Exercise: Reproduce word for word the section of the forum thread below about phase-space cuts that opens with the words containing "Also, why has" and closes with "good comes out.".

Revision history for this message
Rikkert Frederix (frederix) said :
#3

Dear David,

The problem is that the your cuts are so stringent the from all the random phase-space points in tries, only 11 passed the cuts. This is not enough for a proper integration with a correct error estimate and therefore the code stops with the error you got.

The easiest way to deal with this issue is to hack the 'set_tau_min' subroutine in SubProcesses/setcuts.f. Essentially, you have to set the 'taumin_j(iFKS)' variable to minimal energy (as in sqrt(s-hat)) for the Born level contribution to pass the cuts. For example, if you require 2 jets with pT>30 GeV and a Z-boson pT with more than 250 GeV, taumin_j(iFKS) should be set to 310 GeV. The place is around line 357, just before the line
            tau_lower_bound=taumin_j(iFKS)**2/stot

Hence, you would have something like (note that launchpad removes trailing spaces):

...
            enddo
            stot = 4d0*ebeam(1)*ebeam(2)
            tau_Born_lower_bound=taumin(iFKS)**2/stot

            taumin_j(iFKS) = 310d0

            tau_lower_bound=taumin_j(iFKS)**2/stot
c
c Also find the minimum lower bound if all internal s-channel particles
c were on-shell
...

Let me know if this works.

Best regards,
Rikkert

Revision history for this message
David Vannerom (david.vannerom) said :
#4

Dear Rikkert,

I relaunched the job and it seems to be working (I will let you know if it fails at some point). Would you mind explaining further what exactly is this "taumin_j(iFKS)" parameter and why I should set it to 310 GeV instead of zero?
Also, why has the generation worked for the lowest pT bin (100To250 GeV) and failed for the higher ones? (250To400, 400To650 and 650ToInf)? Is it because the pT cuts were looser and allowed for more events passing through and therefore a better integration?

Thanks a lot,
David

Revision history for this message
Rikkert Frederix (frederix) said :
#5

Dear David,

taumin_j is used in the phase-space generation. Most of the points are thrown just above taumin_j, which means very close to threshold. This is also were the cross section is expected to be largest. If all these points do not pass the cuts, the code does not know what to do, because it doesn't know where the phase-space is non-zero. Note that the total volume for a 20+ dimensional integral is way too large for simply throwing points completely random and hoping something good comes out.

(Stored items from a collection)
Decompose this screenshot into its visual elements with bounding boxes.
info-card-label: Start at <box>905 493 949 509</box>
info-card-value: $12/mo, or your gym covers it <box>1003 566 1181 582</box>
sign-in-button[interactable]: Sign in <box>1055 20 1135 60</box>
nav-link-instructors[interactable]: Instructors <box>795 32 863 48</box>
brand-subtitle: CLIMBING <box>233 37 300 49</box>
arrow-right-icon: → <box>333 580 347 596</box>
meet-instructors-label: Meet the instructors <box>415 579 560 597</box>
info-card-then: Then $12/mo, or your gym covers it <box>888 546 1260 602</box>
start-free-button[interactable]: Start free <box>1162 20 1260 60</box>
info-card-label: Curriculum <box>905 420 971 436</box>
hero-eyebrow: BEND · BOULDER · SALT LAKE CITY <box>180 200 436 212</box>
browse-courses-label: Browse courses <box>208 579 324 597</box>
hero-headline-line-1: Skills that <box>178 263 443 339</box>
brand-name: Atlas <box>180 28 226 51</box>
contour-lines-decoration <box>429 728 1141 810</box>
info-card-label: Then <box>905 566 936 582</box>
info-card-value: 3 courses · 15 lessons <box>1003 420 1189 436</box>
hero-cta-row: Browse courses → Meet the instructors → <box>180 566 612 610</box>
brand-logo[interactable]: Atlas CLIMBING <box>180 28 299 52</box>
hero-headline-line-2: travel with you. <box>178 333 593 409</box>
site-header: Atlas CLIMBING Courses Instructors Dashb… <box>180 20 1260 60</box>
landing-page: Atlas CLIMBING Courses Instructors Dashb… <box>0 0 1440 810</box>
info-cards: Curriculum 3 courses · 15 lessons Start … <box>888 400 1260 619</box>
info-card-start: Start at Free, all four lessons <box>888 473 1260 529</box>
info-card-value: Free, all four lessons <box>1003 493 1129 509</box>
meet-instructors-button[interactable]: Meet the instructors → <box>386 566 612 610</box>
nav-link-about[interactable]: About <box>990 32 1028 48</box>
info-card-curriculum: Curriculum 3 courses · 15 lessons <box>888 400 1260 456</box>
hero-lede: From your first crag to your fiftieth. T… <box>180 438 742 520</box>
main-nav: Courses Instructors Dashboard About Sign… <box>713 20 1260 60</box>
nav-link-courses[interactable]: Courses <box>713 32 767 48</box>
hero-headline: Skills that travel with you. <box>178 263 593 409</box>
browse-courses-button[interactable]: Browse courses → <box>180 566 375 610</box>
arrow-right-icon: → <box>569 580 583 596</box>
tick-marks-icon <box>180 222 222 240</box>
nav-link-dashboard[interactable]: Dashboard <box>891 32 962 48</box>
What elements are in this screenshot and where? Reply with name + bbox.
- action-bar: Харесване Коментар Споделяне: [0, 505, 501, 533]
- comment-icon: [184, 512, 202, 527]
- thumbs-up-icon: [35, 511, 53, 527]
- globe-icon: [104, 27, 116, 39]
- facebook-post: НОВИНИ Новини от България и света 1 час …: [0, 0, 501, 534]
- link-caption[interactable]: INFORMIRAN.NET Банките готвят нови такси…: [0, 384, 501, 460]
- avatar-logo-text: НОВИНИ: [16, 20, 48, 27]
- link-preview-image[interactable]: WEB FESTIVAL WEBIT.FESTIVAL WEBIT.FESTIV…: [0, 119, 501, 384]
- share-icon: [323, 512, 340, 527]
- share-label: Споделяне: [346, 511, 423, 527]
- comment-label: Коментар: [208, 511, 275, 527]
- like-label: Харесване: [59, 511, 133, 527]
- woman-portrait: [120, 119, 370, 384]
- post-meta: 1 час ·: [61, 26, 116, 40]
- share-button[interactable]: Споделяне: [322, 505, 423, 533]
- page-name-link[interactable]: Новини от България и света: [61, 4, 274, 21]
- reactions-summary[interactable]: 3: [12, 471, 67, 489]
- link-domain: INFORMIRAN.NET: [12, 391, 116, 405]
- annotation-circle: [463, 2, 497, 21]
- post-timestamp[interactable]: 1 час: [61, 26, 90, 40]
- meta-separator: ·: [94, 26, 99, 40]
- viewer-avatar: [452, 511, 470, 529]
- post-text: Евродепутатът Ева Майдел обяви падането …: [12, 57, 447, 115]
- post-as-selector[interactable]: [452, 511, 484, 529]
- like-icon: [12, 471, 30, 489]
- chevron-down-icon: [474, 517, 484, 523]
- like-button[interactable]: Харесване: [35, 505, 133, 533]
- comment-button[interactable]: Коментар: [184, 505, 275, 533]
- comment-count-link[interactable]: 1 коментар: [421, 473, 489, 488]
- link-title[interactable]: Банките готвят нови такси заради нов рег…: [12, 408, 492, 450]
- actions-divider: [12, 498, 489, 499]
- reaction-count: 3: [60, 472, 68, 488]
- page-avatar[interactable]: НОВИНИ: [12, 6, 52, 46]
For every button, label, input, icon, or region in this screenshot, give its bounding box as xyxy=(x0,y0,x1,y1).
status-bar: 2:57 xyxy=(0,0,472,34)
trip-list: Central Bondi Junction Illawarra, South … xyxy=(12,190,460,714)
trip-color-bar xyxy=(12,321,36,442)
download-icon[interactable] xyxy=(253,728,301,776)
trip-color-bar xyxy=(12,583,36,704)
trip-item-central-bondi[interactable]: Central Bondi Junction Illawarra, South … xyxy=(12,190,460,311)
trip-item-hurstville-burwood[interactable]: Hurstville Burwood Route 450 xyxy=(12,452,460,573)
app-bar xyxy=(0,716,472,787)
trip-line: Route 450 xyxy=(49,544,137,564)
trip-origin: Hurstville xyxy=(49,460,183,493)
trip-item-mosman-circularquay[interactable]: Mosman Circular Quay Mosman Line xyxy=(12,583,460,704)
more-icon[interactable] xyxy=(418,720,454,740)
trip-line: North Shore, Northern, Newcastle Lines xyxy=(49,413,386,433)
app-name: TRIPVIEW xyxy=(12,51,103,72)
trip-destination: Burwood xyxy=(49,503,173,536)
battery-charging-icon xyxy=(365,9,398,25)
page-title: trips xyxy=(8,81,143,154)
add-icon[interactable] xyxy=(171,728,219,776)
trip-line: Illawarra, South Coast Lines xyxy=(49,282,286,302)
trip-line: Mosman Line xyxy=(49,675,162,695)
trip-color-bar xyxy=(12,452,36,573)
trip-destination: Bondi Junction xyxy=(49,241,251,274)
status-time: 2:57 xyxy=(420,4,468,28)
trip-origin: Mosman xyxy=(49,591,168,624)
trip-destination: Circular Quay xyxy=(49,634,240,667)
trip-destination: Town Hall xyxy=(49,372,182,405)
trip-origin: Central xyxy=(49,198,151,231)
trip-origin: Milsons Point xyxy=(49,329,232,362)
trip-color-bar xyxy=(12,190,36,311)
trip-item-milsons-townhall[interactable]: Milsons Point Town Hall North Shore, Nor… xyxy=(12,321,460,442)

Answer:
Also, why has the generation worked for the lowest pT bin (100To250 GeV) and failed for the higher ones? (250To400, 400To650 and 650ToInf)? Is it because the pT cuts were looser and allowed for more events passing through and therefore a better integration?

Thanks a lot,
David

Revision history for this message
Rikkert Frederix (frederix) said :
#5

Dear David,

taumin_j is used in the phase-space generation. Most of the points are thrown just above taumin_j, which means very close to threshold. This is also were the cross section is expected to be largest. If all these points do not pass the cuts, the code does not know what to do, because it doesn't know where the phase-space is non-zero. Note that the total volume for a 20+ dimensional integral is way too large for simply throwing points completely random and hoping something good comes out.